Written instruction: Reproduce all of the data exactly, with no line skipped.
──────────────────────────────
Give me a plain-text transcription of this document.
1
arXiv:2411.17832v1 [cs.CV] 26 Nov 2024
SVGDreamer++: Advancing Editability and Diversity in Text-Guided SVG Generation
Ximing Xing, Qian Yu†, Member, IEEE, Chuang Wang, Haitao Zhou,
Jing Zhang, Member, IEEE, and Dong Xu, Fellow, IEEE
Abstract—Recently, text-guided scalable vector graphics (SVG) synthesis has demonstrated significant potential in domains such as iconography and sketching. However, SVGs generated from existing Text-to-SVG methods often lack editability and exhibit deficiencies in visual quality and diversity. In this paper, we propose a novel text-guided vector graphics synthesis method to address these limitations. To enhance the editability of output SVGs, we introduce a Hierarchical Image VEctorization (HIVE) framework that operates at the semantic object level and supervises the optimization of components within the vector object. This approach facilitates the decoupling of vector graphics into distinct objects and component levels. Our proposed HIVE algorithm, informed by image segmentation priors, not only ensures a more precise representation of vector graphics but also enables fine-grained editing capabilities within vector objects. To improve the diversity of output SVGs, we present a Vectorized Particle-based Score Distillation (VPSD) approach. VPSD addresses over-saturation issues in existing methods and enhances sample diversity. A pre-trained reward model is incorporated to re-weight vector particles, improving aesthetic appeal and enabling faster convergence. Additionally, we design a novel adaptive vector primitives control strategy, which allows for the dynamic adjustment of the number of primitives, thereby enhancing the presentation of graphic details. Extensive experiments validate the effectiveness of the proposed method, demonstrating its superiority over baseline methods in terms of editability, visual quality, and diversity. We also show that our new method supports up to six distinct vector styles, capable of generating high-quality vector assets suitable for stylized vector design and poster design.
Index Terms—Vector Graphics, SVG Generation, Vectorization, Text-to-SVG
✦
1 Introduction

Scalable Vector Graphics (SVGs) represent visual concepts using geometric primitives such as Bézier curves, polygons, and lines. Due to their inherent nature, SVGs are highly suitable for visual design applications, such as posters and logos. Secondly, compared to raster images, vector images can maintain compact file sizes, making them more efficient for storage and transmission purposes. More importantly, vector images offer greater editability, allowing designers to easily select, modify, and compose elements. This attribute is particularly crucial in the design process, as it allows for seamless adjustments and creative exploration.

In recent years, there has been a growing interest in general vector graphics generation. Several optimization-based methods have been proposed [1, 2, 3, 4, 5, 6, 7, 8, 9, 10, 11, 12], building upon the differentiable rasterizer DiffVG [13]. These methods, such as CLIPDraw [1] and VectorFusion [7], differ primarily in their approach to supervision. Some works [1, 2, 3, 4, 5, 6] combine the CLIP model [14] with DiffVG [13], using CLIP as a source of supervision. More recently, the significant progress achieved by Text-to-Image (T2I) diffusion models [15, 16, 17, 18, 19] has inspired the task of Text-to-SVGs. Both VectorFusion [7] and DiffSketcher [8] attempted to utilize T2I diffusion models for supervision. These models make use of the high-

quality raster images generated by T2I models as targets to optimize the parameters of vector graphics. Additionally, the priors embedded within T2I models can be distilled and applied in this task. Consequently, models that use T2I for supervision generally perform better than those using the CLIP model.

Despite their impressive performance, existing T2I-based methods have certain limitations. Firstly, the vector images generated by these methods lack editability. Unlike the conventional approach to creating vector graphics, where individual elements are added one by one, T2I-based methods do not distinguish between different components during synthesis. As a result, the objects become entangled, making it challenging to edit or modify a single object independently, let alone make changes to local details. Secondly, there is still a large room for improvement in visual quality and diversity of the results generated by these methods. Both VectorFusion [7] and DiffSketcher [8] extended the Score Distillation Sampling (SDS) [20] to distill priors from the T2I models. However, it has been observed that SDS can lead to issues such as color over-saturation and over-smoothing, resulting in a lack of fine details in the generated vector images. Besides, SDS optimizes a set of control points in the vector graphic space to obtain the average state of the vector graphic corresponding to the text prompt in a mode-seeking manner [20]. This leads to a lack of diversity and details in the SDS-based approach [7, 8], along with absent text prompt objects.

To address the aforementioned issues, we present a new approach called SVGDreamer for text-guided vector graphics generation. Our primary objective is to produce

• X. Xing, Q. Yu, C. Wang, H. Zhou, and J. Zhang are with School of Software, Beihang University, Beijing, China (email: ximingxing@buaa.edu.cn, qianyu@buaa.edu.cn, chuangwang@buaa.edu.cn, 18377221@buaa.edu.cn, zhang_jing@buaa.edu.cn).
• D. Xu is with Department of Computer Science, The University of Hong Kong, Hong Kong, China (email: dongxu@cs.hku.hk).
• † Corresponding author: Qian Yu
──────────────────────────────
Task output:
Give me a plain-text transcription of this document.
1
arXiv:2411.17832v1 [cs.CV] 26 Nov 2024
SVGDreamer++: Advancing Editability and Diversity in Text-Guided SVG Generation
Ximing Xing, Qian Yu†, Member, IEEE, Chuang Wang, Haitao Zhou,
Jing Zhang, Member, IEEE, and Dong Xu, Fellow, IEEE
Abstract—Recently, text-guided scalable vector graphics (SVG) synthesis has demonstrated significant potential in domains such as iconography and sketching. However, SVGs generated from existing Text-to-SVG methods often lack editability and exhibit deficiencies in visual quality and diversity. In this paper, we propose a novel text-guided vector graphics synthesis method to address these limitations. To enhance the editability of output SVGs, we introduce a Hierarchical Image VEctorization (HIVE) framework that operates at the semantic object level and supervises the optimization of components within the vector object. This approach facilitates the decoupling of vector graphics into distinct objects and component levels. Our proposed HIVE algorithm, informed by image segmentation priors, not only ensures a more precise representation of vector graphics but also enables fine-grained editing capabilities within vector objects. To improve the diversity of output SVGs, we present a Vectorized Particle-based Score Distillation (VPSD) approach. VPSD addresses over-saturation issues in existing methods and enhances sample diversity. A pre-trained reward model is incorporated to re-weight vector particles, improving aesthetic appeal and enabling faster convergence. Additionally, we design a novel adaptive vector primitives control strategy, which allows for the dynamic adjustment of the number of primitives, thereby enhancing the presentation of graphic details. Extensive experiments validate the effectiveness of the proposed method, demonstrating its superiority over baseline methods in terms of editability, visual quality, and diversity. We also show that our new method supports up to six distinct vector styles, capable of generating high-quality vector assets suitable for stylized vector design and poster design.
Index Terms—Vector Graphics, SVG Generation, Vectorization, Text-to-SVG
✦
1 Introduction

Scalable Vector Graphics (SVGs) represent visual concepts using geometric primitives such as Bézier curves, polygons, and lines. Due to their inherent nature, SVGs are highly suitable for visual design applications, such as posters and logos. Secondly, compared to raster images, vector images can maintain compact file sizes, making them more efficient for storage and transmission purposes. More importantly, vector images offer greater editability, allowing designers to easily select, modify, and compose elements. This attribute is particularly crucial in the design process, as it allows for seamless adjustments and creative exploration.

In recent years, there has been a growing interest in general vector graphics generation. Several optimization-based methods have been proposed [1, 2, 3, 4, 5, 6, 7, 8, 9, 10, 11, 12], building upon the differentiable rasterizer DiffVG [13]. These methods, such as CLIPDraw [1] and VectorFusion [7], differ primarily in their approach to supervision. Some works [1, 2, 3, 4, 5, 6] combine the CLIP model [14] with DiffVG [13], using CLIP as a source of supervision. More recently, the significant progress achieved by Text-to-Image (T2I) diffusion models [15, 16, 17, 18, 19] has inspired the task of Text-to-SVGs. Both VectorFusion [7] and DiffSketcher [8] attempted to utilize T2I diffusion models for supervision. These models make use of the high-

quality raster images generated by T2I models as targets to optimize the parameters of vector graphics. Additionally, the priors embedded within T2I models can be distilled and applied in this task. Consequently, models that use T2I for supervision generally perform better than those using the CLIP model.

Despite their impressive performance, existing T2I-based methods have certain limitations. Firstly, the vector images generated by these methods lack editability. Unlike the conventional approach to creating vector graphics, where individual elements are added one by one, T2I-based methods do not distinguish between different components during synthesis. As a result, the objects become entangled, making it challenging to edit or modify a single object independently, let alone make changes to local details. Secondly, there is still a large room for improvement in visual quality and diversity of the results generated by these methods. Both VectorFusion [7] and DiffSketcher [8] extended the Score Distillation Sampling (SDS) [20] to distill priors from the T2I models. However, it has been observed that SDS can lead to issues such as color over-saturation and over-smoothing, resulting in a lack of fine details in the generated vector images. Besides, SDS optimizes a set of control points in the vector graphic space to obtain the average state of the vector graphic corresponding to the text prompt in a mode-seeking manner [20]. This leads to a lack of diversity and details in the SDS-based approach [7, 8], along with absent text prompt objects.

To address the aforementioned issues, we present a new approach called SVGDreamer for text-guided vector graphics generation. Our primary objective is to produce

• X. Xing, Q. Yu, C. Wang, H. Zhou, and J. Zhang are with School of Software, Beihang University, Beijing, China (email: ximingxing@buaa.edu.cn, qianyu@buaa.edu.cn, chuangwang@buaa.edu.cn, 18377221@buaa.edu.cn, zhang_jing@buaa.edu.cn).
• D. Xu is with Department of Computer Science, The University of Hong Kong, Hong Kong, China (email: dongxu@cs.hku.hk).
• † Corresponding author: Qian Yu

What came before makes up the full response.